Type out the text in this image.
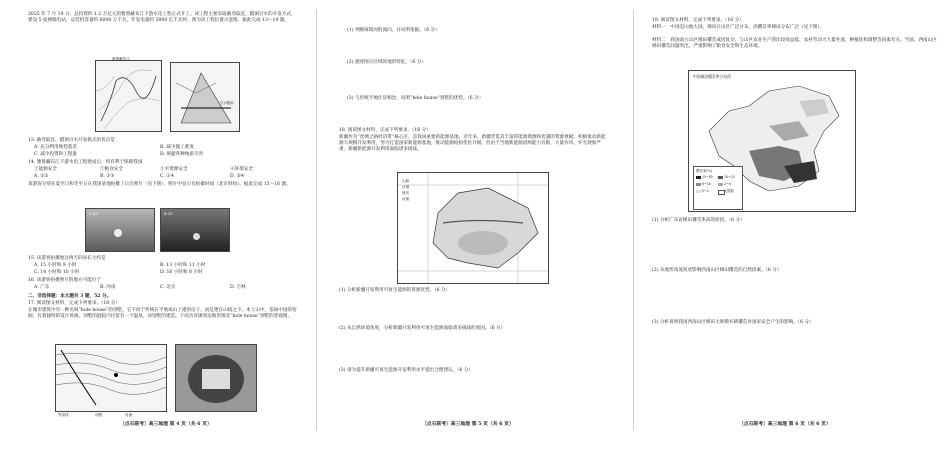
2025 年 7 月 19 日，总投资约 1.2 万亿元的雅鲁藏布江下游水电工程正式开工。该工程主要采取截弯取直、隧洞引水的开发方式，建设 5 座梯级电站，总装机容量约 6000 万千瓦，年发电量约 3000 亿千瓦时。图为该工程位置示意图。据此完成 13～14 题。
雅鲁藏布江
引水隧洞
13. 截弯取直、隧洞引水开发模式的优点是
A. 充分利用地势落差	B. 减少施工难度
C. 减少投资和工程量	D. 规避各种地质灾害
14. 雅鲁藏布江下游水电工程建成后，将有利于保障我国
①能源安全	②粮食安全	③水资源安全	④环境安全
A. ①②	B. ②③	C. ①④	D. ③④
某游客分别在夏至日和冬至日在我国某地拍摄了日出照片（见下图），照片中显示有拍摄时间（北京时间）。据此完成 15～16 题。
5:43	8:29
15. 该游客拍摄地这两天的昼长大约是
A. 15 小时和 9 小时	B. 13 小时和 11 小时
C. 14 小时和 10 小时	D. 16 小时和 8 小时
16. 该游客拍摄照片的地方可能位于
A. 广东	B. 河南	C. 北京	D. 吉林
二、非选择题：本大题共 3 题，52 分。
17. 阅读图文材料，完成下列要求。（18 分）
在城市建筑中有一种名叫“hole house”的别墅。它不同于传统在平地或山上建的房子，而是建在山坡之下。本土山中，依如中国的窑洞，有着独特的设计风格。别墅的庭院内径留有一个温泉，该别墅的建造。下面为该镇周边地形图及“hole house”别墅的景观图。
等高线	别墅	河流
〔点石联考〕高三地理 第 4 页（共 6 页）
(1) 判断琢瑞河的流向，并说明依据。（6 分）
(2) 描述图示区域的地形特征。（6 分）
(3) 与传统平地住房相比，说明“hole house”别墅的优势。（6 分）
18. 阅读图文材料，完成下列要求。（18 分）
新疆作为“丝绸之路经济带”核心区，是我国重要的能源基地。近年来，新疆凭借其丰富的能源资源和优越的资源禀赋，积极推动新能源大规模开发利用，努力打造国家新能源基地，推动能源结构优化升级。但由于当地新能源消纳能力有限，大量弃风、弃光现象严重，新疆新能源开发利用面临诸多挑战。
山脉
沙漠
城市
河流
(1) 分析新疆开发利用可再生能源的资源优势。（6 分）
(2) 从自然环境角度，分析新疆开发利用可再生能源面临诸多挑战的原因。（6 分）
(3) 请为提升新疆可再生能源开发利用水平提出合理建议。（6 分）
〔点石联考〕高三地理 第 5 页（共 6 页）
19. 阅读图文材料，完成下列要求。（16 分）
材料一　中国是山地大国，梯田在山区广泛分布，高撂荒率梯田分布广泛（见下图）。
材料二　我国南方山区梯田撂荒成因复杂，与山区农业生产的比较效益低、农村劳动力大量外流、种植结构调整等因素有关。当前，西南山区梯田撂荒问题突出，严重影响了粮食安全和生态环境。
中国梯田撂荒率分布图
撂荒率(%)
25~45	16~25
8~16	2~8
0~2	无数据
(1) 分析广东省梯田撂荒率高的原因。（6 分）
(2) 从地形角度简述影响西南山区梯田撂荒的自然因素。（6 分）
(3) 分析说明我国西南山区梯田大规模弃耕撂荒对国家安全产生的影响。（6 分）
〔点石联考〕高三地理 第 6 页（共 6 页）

EXERCISE PROMPT: Copy each line of the listing that contains the string "hole".

REPLY TO THE TASK:
在城市建筑中有一种名叫“hole house”的别墅。它不同于传统在平地或山上建的房子，而是建在山坡之下。本土山中，依如中国的窑洞，有着独特的设计风格。别墅的庭院内径留有一个温泉，该别墅的建造。下面为该镇周边地形图及“hole house”别墅的景观图。
(3) 与传统平地住房相比，说明“hole house”别墅的优势。（6 分）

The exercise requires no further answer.